**BRIEF:** Quote verbatim the lines in the records below, starting at the line that contains "crossword-cell[interactable] (294, 118, 313, 137)" and ending at the line that contains "crossword-cell[interactable] (211, 232, 230, 251)", with both of those lines included.

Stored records

========================================

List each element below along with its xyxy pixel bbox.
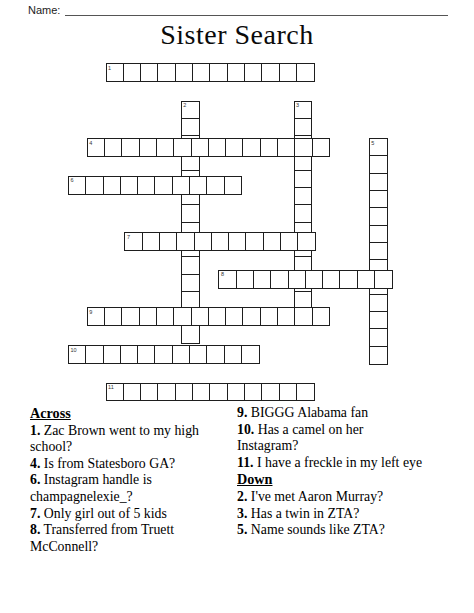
crossword-cell[interactable] (294, 118, 313, 137)
crossword-cell[interactable] (159, 232, 178, 251)
crossword-cell[interactable] (260, 307, 279, 326)
crossword-cell[interactable] (208, 138, 227, 157)
clue-number: 10 (71, 347, 77, 353)
crossword-cell[interactable] (374, 270, 393, 289)
crossword-cell[interactable] (211, 232, 230, 251)
crossword-cell[interactable] (194, 232, 213, 251)
crossword-cell[interactable] (339, 270, 358, 289)
clue-number: 4 (89, 140, 92, 146)
crossword-cell[interactable] (245, 232, 264, 251)
crossword-cell[interactable] (294, 170, 313, 189)
crossword-cell[interactable] (241, 345, 260, 364)
clue-across-8: 8. Transferred from Truett McConnell? (30, 522, 236, 555)
crossword-cell[interactable] (181, 118, 200, 137)
down-heading: Down (237, 471, 469, 488)
crossword-cell[interactable]: 8 (218, 270, 237, 289)
word-9-across: 9 (87, 307, 331, 326)
crossword-cell[interactable] (85, 176, 104, 195)
crossword-cell[interactable] (236, 270, 255, 289)
crossword-cell[interactable]: 6 (68, 176, 87, 195)
crossword-cell[interactable] (228, 232, 247, 251)
crossword-cell[interactable] (137, 345, 156, 364)
crossword-cell[interactable] (181, 204, 200, 223)
crossword-cell[interactable] (244, 383, 263, 402)
crossword-cell[interactable] (209, 63, 228, 82)
crossword-cell[interactable]: 10 (68, 345, 87, 364)
clues-column-left: Across 1. Zac Brown went to my high scho… (30, 405, 236, 555)
crossword-cell[interactable] (120, 345, 139, 364)
crossword-cell[interactable] (369, 346, 388, 365)
crossword-cell[interactable] (154, 345, 173, 364)
crossword-cell[interactable] (369, 242, 388, 261)
crossword-cell[interactable] (227, 383, 246, 402)
crossword-cell[interactable] (191, 138, 210, 157)
crossword-cell[interactable] (85, 345, 104, 364)
crossword-cell[interactable] (225, 307, 244, 326)
word-1-across: 1 (106, 63, 315, 82)
crossword-cell[interactable] (224, 345, 243, 364)
crossword-cell[interactable] (121, 138, 140, 157)
crossword-cell[interactable] (369, 311, 388, 330)
crossword-cell[interactable] (103, 345, 122, 364)
name-fill-in-line[interactable] (65, 3, 448, 16)
crossword-cell[interactable] (357, 270, 376, 289)
crossword-cell[interactable] (244, 63, 263, 82)
crossword-cell[interactable] (192, 383, 211, 402)
crossword-cell[interactable] (104, 138, 123, 157)
crossword-cell[interactable] (139, 307, 158, 326)
crossword-cell[interactable] (123, 63, 142, 82)
crossword-cell[interactable] (140, 383, 159, 402)
name-header: Name: (28, 3, 448, 16)
crossword-cell[interactable]: 2 (181, 101, 200, 120)
crossword-cell[interactable] (297, 232, 316, 251)
crossword-cell[interactable] (189, 176, 208, 195)
clue-across-11: 11. I have a freckle in my left eye (237, 455, 469, 472)
crossword-cell[interactable]: 7 (124, 232, 143, 251)
crossword-cell[interactable] (369, 207, 388, 226)
crossword-cell[interactable] (261, 383, 280, 402)
clue-across-6: 6. Instagram handle is champagnelexie_? (30, 472, 236, 505)
clue-across-4: 4. Is from Statesboro GA? (30, 456, 236, 473)
clue-number: 9 (89, 309, 92, 315)
crossword-cell[interactable] (175, 383, 194, 402)
crossword-cell[interactable] (312, 307, 331, 326)
crossword-cell[interactable] (279, 63, 298, 82)
crossword-cell[interactable] (322, 270, 341, 289)
word-11-across: 11 (106, 383, 315, 402)
crossword-cell[interactable] (369, 294, 388, 313)
crossword-cell[interactable] (173, 307, 192, 326)
crossword-cell[interactable] (294, 204, 313, 223)
crossword-cell[interactable] (172, 345, 191, 364)
crossword-cell[interactable] (280, 232, 299, 251)
clue-down-5: 5. Name sounds like ZTA? (237, 522, 469, 539)
crossword-cell[interactable] (227, 63, 246, 82)
crossword-cell[interactable]: 11 (106, 383, 125, 402)
crossword-cell[interactable] (189, 345, 208, 364)
crossword-cell[interactable] (294, 187, 313, 206)
crossword-cell[interactable] (369, 173, 388, 192)
clue-down-2: 2. I've met Aaron Murray? (237, 489, 469, 506)
crossword-cell[interactable] (121, 307, 140, 326)
crossword-cell[interactable] (369, 328, 388, 347)
word-4-across: 4 (87, 138, 331, 157)
crossword-cell[interactable] (157, 383, 176, 402)
crossword-cell[interactable] (120, 176, 139, 195)
crossword-cell[interactable]: 4 (87, 138, 106, 157)
crossword-cell[interactable] (270, 270, 289, 289)
crossword-cell[interactable] (192, 63, 211, 82)
crossword-cell[interactable] (206, 176, 225, 195)
worksheet-page: Name: Sister Search 1234567891011 Across… (0, 0, 474, 613)
crossword-cell[interactable] (181, 256, 200, 275)
clues-column-right: 9. BIGGG Alabama fan 10. Has a camel on … (237, 405, 469, 539)
word-7-across: 7 (124, 232, 316, 251)
crossword-cell[interactable]: 1 (106, 63, 125, 82)
crossword-cell[interactable] (242, 307, 261, 326)
crossword-cell[interactable] (181, 325, 200, 344)
crossword-cell[interactable] (156, 307, 175, 326)
crossword-cell[interactable] (154, 176, 173, 195)
crossword-cell[interactable] (142, 232, 161, 251)
crossword-cell[interactable] (209, 383, 228, 402)
crossword-cell[interactable] (224, 176, 243, 195)
crossword-cell[interactable] (253, 270, 272, 289)
crossword-cell[interactable] (225, 138, 244, 157)
crossword-cell[interactable] (208, 307, 227, 326)
crossword-cell[interactable] (369, 155, 388, 174)
crossword-cell[interactable] (123, 383, 142, 402)
crossword-cell[interactable] (369, 225, 388, 244)
page-title: Sister Search (0, 19, 474, 51)
clue-across-7: 7. Only girl out of 5 kids (30, 506, 236, 523)
crossword-cell[interactable]: 9 (87, 307, 106, 326)
crossword-cell[interactable] (288, 270, 307, 289)
word-8-across: 8 (218, 270, 392, 289)
clue-down-3: 3. Has a twin in ZTA? (237, 506, 469, 523)
word-6-across: 6 (68, 176, 242, 195)
crossword-cell[interactable] (296, 63, 315, 82)
clue-across-10: 10. Has a camel on her Instagram? (237, 422, 412, 455)
crossword-cell[interactable] (277, 138, 296, 157)
crossword-cell[interactable] (156, 138, 175, 157)
clue-across-9: 9. BIGGG Alabama fan (237, 405, 469, 422)
crossword-cell[interactable] (369, 190, 388, 209)
crossword-cell[interactable] (305, 270, 324, 289)
crossword-grid: 1234567891011 (68, 63, 407, 402)
crossword-cell[interactable]: 3 (294, 101, 313, 120)
crossword-cell[interactable] (139, 138, 158, 157)
crossword-cell[interactable] (191, 307, 210, 326)
crossword-cell[interactable] (206, 345, 225, 364)
crossword-cell[interactable] (176, 232, 195, 251)
clue-number: 2 (183, 102, 186, 108)
crossword-cell[interactable] (173, 138, 192, 157)
crossword-cell[interactable] (260, 138, 279, 157)
crossword-cell[interactable] (104, 307, 123, 326)
clue-number: 7 (127, 234, 130, 240)
clue-number: 1 (108, 65, 111, 71)
across-heading: Across (30, 405, 236, 422)
crossword-cell[interactable] (181, 274, 200, 293)
clue-across-1: 1. Zac Brown went to my high school? (30, 423, 236, 456)
word-10-across: 10 (68, 345, 260, 364)
clue-number: 5 (371, 140, 374, 146)
crossword-cell[interactable]: 5 (369, 138, 388, 157)
crossword-cell[interactable] (277, 307, 296, 326)
crossword-cell[interactable] (103, 176, 122, 195)
word-5-down: 5 (369, 138, 388, 364)
crossword-cell[interactable] (263, 232, 282, 251)
clue-number: 3 (296, 102, 299, 108)
clue-number: 6 (71, 177, 74, 183)
clue-number: 8 (221, 271, 224, 277)
clue-number: 11 (108, 384, 114, 390)
crossword-cell[interactable] (294, 307, 313, 326)
crossword-cell[interactable] (296, 383, 315, 402)
crossword-cell[interactable] (175, 63, 194, 82)
crossword-cell[interactable] (312, 138, 331, 157)
name-label: Name: (28, 4, 65, 16)
crossword-cell[interactable] (140, 63, 159, 82)
crossword-cell[interactable] (172, 176, 191, 195)
crossword-cell[interactable] (137, 176, 156, 195)
crossword-cell[interactable] (157, 63, 176, 82)
crossword-cell[interactable] (261, 63, 280, 82)
crossword-cell[interactable] (294, 138, 313, 157)
crossword-cell[interactable] (279, 383, 298, 402)
crossword-cell[interactable] (242, 138, 261, 157)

========================================

**RESULT OF THE EXERCISE:**
crossword-cell[interactable] (294, 118, 313, 137)
crossword-cell[interactable] (159, 232, 178, 251)
crossword-cell[interactable] (260, 307, 279, 326)
crossword-cell[interactable] (208, 138, 227, 157)
clue-number: 10 (71, 347, 77, 353)
crossword-cell[interactable] (374, 270, 393, 289)
crossword-cell[interactable] (211, 232, 230, 251)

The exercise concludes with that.